■ PROBLEM TO SOLVE: Reproduce the listing verbatim.

# Start of DATA FOR THE TASK

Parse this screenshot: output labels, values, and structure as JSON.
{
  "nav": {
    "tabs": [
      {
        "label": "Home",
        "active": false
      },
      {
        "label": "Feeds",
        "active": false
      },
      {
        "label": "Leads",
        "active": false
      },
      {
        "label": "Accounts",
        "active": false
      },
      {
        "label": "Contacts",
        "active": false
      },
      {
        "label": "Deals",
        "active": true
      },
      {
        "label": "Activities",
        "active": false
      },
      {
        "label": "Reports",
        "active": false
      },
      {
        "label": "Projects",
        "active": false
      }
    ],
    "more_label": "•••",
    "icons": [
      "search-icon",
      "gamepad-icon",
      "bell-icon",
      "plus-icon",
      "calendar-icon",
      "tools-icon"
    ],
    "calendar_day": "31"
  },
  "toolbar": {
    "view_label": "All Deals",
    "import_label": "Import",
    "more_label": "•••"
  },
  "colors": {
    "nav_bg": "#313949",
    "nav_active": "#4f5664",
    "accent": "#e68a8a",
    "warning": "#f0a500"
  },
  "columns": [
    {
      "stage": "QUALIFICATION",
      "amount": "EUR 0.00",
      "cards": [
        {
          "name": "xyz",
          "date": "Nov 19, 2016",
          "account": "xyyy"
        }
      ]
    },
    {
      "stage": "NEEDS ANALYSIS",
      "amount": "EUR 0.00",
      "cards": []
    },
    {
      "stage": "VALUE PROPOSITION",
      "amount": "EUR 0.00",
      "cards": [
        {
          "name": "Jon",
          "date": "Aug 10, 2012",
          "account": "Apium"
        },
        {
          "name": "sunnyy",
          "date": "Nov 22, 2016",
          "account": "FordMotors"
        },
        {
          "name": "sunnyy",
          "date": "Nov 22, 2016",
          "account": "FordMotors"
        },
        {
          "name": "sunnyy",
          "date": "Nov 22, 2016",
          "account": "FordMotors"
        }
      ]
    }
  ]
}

# End of DATA FOR THE TASK

■ OUTPUT OF THE EXERCISE:
Parse this screenshot: output labels, values, and structure as JSON.
{
  "nav": {
    "tabs": [
      {
        "label": "Home",
        "active": false
      },
      {
        "label": "Feeds",
        "active": false
      },
      {
        "label": "Leads",
        "active": false
      },
      {
        "label": "Accounts",
        "active": false
      },
      {
        "label": "Contacts",
        "active": false
      },
      {
        "label": "Deals",
        "active": true
      },
      {
        "label": "Activities",
        "active": false
      },
      {
        "label": "Reports",
        "active": false
      },
      {
        "label": "Projects",
        "active": false
      }
    ],
    "more_label": "•••",
    "icons": [
      "search-icon",
      "gamepad-icon",
      "bell-icon",
      "plus-icon",
      "calendar-icon",
      "tools-icon"
    ],
    "calendar_day": "31"
  },
  "toolbar": {
    "view_label": "All Deals",
    "import_label": "Import",
    "more_label": "•••"
  },
  "colors": {
    "nav_bg": "#313949",
    "nav_active": "#4f5664",
    "accent": "#e68a8a",
    "warning": "#f0a500"
  },
  "columns": [
    {
      "stage": "QUALIFICATION",
      "amount": "EUR 0.00",
      "cards": [
        {
          "name": "xyz",
          "date": "Nov 19, 2016",
          "account": "xyyy"
        }
      ]
    },
    {
      "stage": "NEEDS ANALYSIS",
      "amount": "EUR 0.00",
      "cards": []
    },
    {
      "stage": "VALUE PROPOSITION",
      "amount": "EUR 0.00",
      "cards": [
        {
          "name": "Jon",
          "date": "Aug 10, 2012",
          "account": "Apium"
        },
        {
          "name": "sunnyy",
          "date": "Nov 22, 2016",
          "account": "FordMotors"
        },
        {
          "name": "sunnyy",
          "date": "Nov 22, 2016",
          "account": "FordMotors"
        },
        {
          "name": "sunnyy",
          "date": "Nov 22, 2016",
          "account": "FordMotors"
        }
      ]
    }
  ]
}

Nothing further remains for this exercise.